---- 页面

拔取网页 是http://mm.10086.cn/android/info/300008730468.html?from=www&fw=227062网页
打开网页 网页的bug模式(F12)
找出你想要爬取的数据
代码
package com.baidu;
import org.htmlparser.Node;
import org.htmlparser.Parser;
import org.htmlparser.Tag;
import org.htmlparser.filters.AndFilter;
import org.htmlparser.filters.HasAttributeFilter;
import org.htmlparser.filters.HasChildFilter;
import org.htmlparser.filters.TagNameFilter;
import org.htmlparser.util.NodeList;
import org.htmlparser.util.ParserException;
import com.baidu.apply.bean.Apply;
import com.baidu.util.WebUtils;
import com.baidu.util.httpDownload;
public class HtmlParse {
public static void main(String[] args) throws ParserException {
Parser parse=new Parser("http://mm.10086.cn/android/info/300008730468.html?from=www&fw=227062");
parse.setEncoding("UTF-8");
//获取应用的名称
Apply apply=new Apply();
String appName="";
TagNameFilter nameFilter = new TagNameFilter("div");
AndFilter andFilter = new AndFilter(nameFilter, new HasAttributeFilter("class","mj_big_title font-f-yh"));
NodeList list= parse.parse(andFilter);
Tag tag=(Tag) list.elementAt(0);
System.out.println(tag.toPlainTextString());
//清零
parse.reset();

--------
---- 数据摘录

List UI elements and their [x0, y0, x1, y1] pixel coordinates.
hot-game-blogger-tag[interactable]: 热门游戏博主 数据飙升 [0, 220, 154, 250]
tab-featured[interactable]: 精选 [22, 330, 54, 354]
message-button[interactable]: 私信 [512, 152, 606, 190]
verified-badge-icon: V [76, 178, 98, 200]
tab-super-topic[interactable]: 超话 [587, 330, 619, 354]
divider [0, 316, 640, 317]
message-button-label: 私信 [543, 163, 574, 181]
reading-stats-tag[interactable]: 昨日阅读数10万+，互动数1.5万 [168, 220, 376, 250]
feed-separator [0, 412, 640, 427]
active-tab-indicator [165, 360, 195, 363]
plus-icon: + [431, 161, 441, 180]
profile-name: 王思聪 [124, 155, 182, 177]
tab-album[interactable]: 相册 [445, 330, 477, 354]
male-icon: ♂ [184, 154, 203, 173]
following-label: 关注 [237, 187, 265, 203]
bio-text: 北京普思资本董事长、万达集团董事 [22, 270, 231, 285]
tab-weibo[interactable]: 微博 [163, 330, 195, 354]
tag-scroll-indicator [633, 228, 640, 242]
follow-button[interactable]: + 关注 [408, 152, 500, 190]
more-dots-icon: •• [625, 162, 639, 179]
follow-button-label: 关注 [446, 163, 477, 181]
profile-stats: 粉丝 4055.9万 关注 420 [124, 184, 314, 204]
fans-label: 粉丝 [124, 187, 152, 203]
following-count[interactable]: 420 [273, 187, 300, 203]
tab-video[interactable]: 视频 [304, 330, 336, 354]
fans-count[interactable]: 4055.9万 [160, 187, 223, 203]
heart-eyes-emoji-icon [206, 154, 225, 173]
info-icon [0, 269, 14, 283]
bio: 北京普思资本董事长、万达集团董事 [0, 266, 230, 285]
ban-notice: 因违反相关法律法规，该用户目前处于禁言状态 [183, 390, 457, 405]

--------

== 任务要求 ==
1: 请列出该页面代码中从 org.htmlparser.filters 包导入的全部类名。
2: 在该页面的代码里，用来获取应用名称的 div 标签需要具有什么 class 属性值？
3: 请用两句话概括该页面的内容。

== 任务结果 ==
1: AndFilter、HasAttributeFilter、HasChildFilter、TagNameFilter

2: mj_big_title font-f-yh

3: 该页面先说明要打开目标网页，按 F12 查看并找出想要爬取的数据。随后给出一段 Java 代码：代码用 htmlparser 解析该网址，编码设为 UTF-8，通过 div 标签名和 class 属性过滤出应用名称并打印出来，最后重置解析器。